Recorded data
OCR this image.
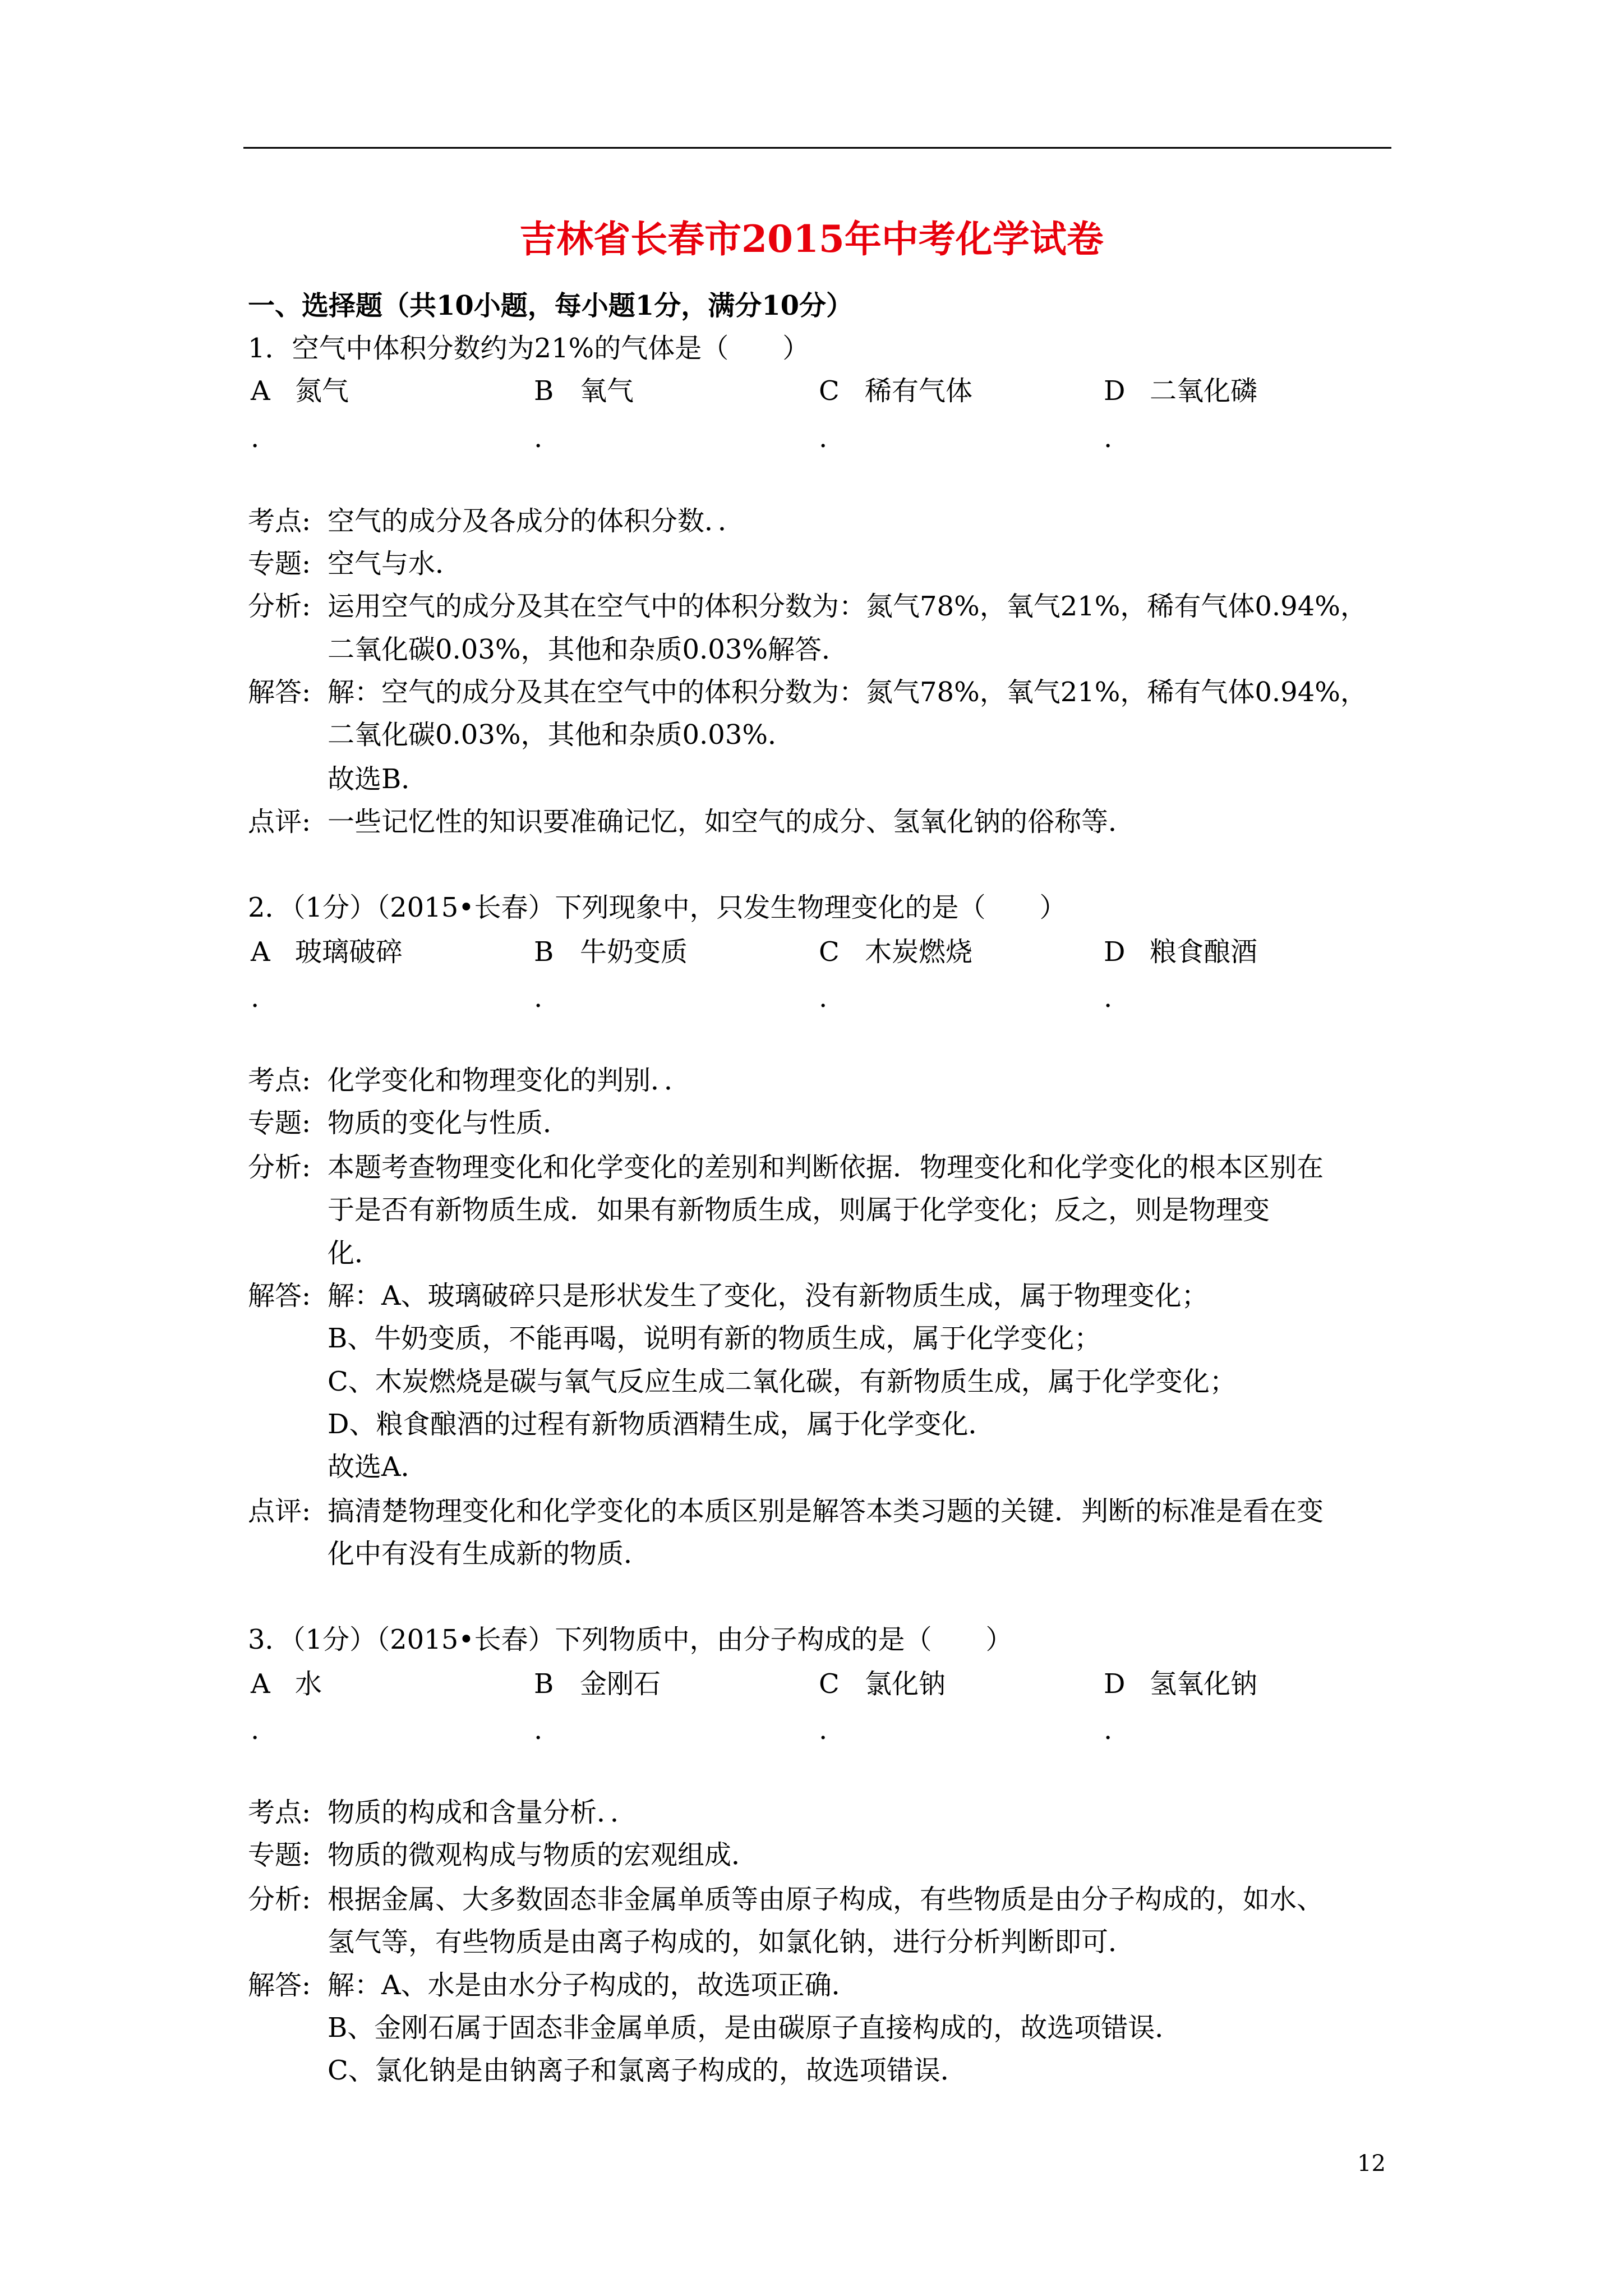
吉林省长春市2015年中考化学试卷
一、选择题（共10小题，每小题1分，满分10分）
1．空气中体积分数约为21%的气体是（　　）
A 氮气	B 氧气	C 稀有气体	D 二氧化磷
.	.	.	.
考点: 空气的成分及各成分的体积分数．．
专题: 空气与水．
分析: 运用空气的成分及其在空气中的体积分数为：氮气78%，氧气21%，稀有气体0.94%，
二氧化碳0.03%，其他和杂质0.03%解答．
解答: 解：空气的成分及其在空气中的体积分数为：氮气78%，氧气21%，稀有气体0.94%，
二氧化碳0.03%，其他和杂质0.03%．
故选B．
点评: 一些记忆性的知识要准确记忆，如空气的成分、氢氧化钠的俗称等．
2．（1分）（2015•长春）下列现象中，只发生物理变化的是（　　）
A 玻璃破碎	B 牛奶变质	C 木炭燃烧	D 粮食酿酒
.	.	.	.
考点: 化学变化和物理变化的判别．．
专题: 物质的变化与性质．
分析: 本题考查物理变化和化学变化的差别和判断依据．物理变化和化学变化的根本区别在
于是否有新物质生成．如果有新物质生成，则属于化学变化；反之，则是物理变
化．
解答: 解：A、玻璃破碎只是形状发生了变化，没有新物质生成，属于物理变化；
B、牛奶变质，不能再喝，说明有新的物质生成，属于化学变化；
C、木炭燃烧是碳与氧气反应生成二氧化碳，有新物质生成，属于化学变化；
D、粮食酿酒的过程有新物质酒精生成，属于化学变化．
故选A．
点评: 搞清楚物理变化和化学变化的本质区别是解答本类习题的关键．判断的标准是看在变
化中有没有生成新的物质．
3．（1分）（2015•长春）下列物质中，由分子构成的是（　　）
A 水	B 金刚石	C 氯化钠	D 氢氧化钠
.	.	.	.
考点: 物质的构成和含量分析．．
专题: 物质的微观构成与物质的宏观组成．
分析: 根据金属、大多数固态非金属单质等由原子构成，有些物质是由分子构成的，如水、
氢气等，有些物质是由离子构成的，如氯化钠，进行分析判断即可．
解答: 解：A、水是由水分子构成的，故选项正确．
B、金刚石属于固态非金属单质，是由碳原子直接构成的，故选项错误．
C、氯化钠是由钠离子和氯离子构成的，故选项错误．
12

== Work to be completed ==
Leave every image out, and retype the material exactly.

== Solution ==
OCR this image.
吉林省长春市2015年中考化学试卷
一、选择题（共10小题，每小题1分，满分10分）
1．空气中体积分数约为21%的气体是（　　）
A 氮气	B 氧气	C 稀有气体	D 二氧化磷
.	.	.	.
考点: 空气的成分及各成分的体积分数．．
专题: 空气与水．
分析: 运用空气的成分及其在空气中的体积分数为：氮气78%，氧气21%，稀有气体0.94%，
二氧化碳0.03%，其他和杂质0.03%解答．
解答: 解：空气的成分及其在空气中的体积分数为：氮气78%，氧气21%，稀有气体0.94%，
二氧化碳0.03%，其他和杂质0.03%．
故选B．
点评: 一些记忆性的知识要准确记忆，如空气的成分、氢氧化钠的俗称等．
2．（1分）（2015•长春）下列现象中，只发生物理变化的是（　　）
A 玻璃破碎	B 牛奶变质	C 木炭燃烧	D 粮食酿酒
.	.	.	.
考点: 化学变化和物理变化的判别．．
专题: 物质的变化与性质．
分析: 本题考查物理变化和化学变化的差别和判断依据．物理变化和化学变化的根本区别在
于是否有新物质生成．如果有新物质生成，则属于化学变化；反之，则是物理变
化．
解答: 解：A、玻璃破碎只是形状发生了变化，没有新物质生成，属于物理变化；
B、牛奶变质，不能再喝，说明有新的物质生成，属于化学变化；
C、木炭燃烧是碳与氧气反应生成二氧化碳，有新物质生成，属于化学变化；
D、粮食酿酒的过程有新物质酒精生成，属于化学变化．
故选A．
点评: 搞清楚物理变化和化学变化的本质区别是解答本类习题的关键．判断的标准是看在变
化中有没有生成新的物质．
3．（1分）（2015•长春）下列物质中，由分子构成的是（　　）
A 水	B 金刚石	C 氯化钠	D 氢氧化钠
.	.	.	.
考点: 物质的构成和含量分析．．
专题: 物质的微观构成与物质的宏观组成．
分析: 根据金属、大多数固态非金属单质等由原子构成，有些物质是由分子构成的，如水、
氢气等，有些物质是由离子构成的，如氯化钠，进行分析判断即可．
解答: 解：A、水是由水分子构成的，故选项正确．
B、金刚石属于固态非金属单质，是由碳原子直接构成的，故选项错误．
C、氯化钠是由钠离子和氯离子构成的，故选项错误．
12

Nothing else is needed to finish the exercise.